## START Stored rows
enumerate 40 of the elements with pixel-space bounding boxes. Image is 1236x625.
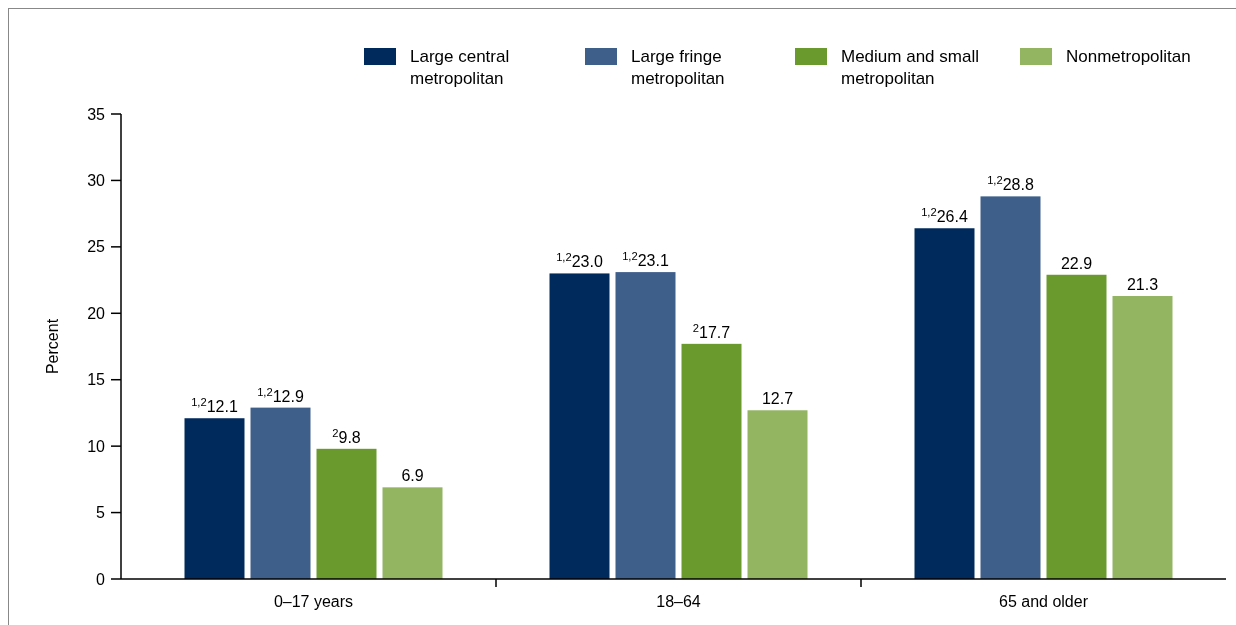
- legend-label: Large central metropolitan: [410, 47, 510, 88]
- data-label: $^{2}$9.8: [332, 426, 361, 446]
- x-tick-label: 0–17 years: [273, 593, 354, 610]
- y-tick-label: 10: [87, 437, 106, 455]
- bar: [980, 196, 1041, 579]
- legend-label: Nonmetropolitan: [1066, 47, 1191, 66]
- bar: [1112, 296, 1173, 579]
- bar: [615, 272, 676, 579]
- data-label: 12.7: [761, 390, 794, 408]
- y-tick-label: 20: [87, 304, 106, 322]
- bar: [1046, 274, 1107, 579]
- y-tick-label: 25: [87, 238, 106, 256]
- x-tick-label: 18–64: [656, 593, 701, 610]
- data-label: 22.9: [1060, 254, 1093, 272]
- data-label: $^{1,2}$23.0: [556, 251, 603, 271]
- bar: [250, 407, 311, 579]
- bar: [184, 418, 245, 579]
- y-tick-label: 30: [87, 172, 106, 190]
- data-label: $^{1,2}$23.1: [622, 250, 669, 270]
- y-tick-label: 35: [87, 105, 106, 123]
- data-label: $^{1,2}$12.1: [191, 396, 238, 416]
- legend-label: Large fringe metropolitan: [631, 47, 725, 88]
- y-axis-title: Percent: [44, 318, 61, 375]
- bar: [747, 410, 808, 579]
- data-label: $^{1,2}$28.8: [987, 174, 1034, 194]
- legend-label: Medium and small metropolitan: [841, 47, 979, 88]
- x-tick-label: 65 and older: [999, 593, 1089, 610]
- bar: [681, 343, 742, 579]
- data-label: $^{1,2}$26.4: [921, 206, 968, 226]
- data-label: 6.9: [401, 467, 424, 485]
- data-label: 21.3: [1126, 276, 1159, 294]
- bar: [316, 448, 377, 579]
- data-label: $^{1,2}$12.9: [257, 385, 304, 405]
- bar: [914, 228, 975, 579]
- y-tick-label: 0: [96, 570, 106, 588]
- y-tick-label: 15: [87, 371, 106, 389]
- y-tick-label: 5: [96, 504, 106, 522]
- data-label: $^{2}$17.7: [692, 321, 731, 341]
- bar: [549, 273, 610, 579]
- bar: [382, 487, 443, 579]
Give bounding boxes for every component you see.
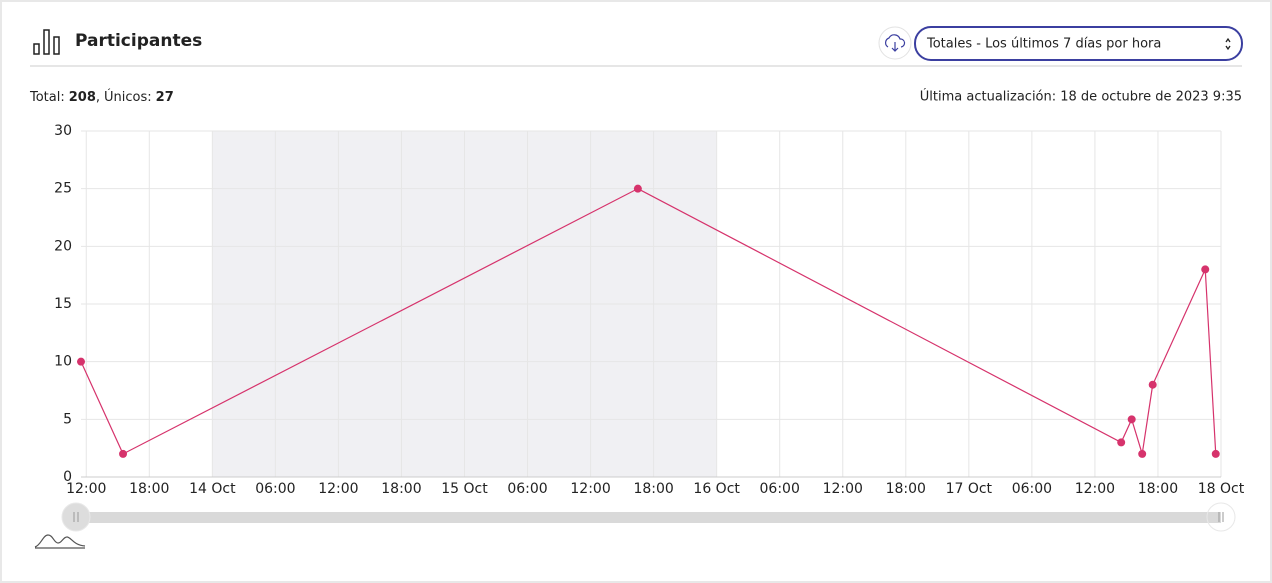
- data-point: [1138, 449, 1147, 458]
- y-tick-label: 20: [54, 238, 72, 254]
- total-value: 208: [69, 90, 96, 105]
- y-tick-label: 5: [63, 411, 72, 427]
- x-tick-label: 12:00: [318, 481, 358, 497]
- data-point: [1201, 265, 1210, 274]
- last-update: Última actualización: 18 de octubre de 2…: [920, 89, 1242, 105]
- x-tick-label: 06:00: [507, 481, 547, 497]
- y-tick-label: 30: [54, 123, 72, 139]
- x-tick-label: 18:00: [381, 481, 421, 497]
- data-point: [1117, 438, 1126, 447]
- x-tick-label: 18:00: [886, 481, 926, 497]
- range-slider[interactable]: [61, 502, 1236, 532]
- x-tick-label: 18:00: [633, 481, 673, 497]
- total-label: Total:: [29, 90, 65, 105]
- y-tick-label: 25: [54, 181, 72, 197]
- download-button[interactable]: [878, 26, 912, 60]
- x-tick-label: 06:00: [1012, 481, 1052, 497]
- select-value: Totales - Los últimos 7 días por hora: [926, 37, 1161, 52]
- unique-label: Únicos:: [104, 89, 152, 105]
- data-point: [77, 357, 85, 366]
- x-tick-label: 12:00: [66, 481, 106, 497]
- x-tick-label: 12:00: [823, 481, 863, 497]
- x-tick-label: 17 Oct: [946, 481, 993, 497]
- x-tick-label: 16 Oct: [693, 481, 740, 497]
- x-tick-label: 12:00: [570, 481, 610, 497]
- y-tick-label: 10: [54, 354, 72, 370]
## END Stored rows
Task brief.
Reproduce the rows above verbatim, from the line with "- data-point: [1138, 449, 1147, 458]" through the line with "- x-tick-label: 17 Oct: [946, 481, 993, 497]", both included.

Solution to this exercise.
- data-point: [1138, 449, 1147, 458]
- y-tick-label: 20: [54, 238, 72, 254]
- total-value: 208: [69, 90, 96, 105]
- y-tick-label: 5: [63, 411, 72, 427]
- x-tick-label: 12:00: [318, 481, 358, 497]
- data-point: [1201, 265, 1210, 274]
- last-update: Última actualización: 18 de octubre de 2…: [920, 89, 1242, 105]
- x-tick-label: 06:00: [507, 481, 547, 497]
- y-tick-label: 30: [54, 123, 72, 139]
- x-tick-label: 18:00: [381, 481, 421, 497]
- data-point: [1117, 438, 1126, 447]
- x-tick-label: 18:00: [886, 481, 926, 497]
- range-slider[interactable]: [61, 502, 1236, 532]
- x-tick-label: 18:00: [633, 481, 673, 497]
- total-label: Total:: [29, 90, 65, 105]
- y-tick-label: 25: [54, 181, 72, 197]
- download-button[interactable]: [878, 26, 912, 60]
- x-tick-label: 06:00: [1012, 481, 1052, 497]
- select-value: Totales - Los últimos 7 días por hora: [926, 37, 1161, 52]
- unique-label: Únicos:: [104, 89, 152, 105]
- data-point: [77, 357, 85, 366]
- x-tick-label: 12:00: [66, 481, 106, 497]
- x-tick-label: 12:00: [823, 481, 863, 497]
- x-tick-label: 17 Oct: [946, 481, 993, 497]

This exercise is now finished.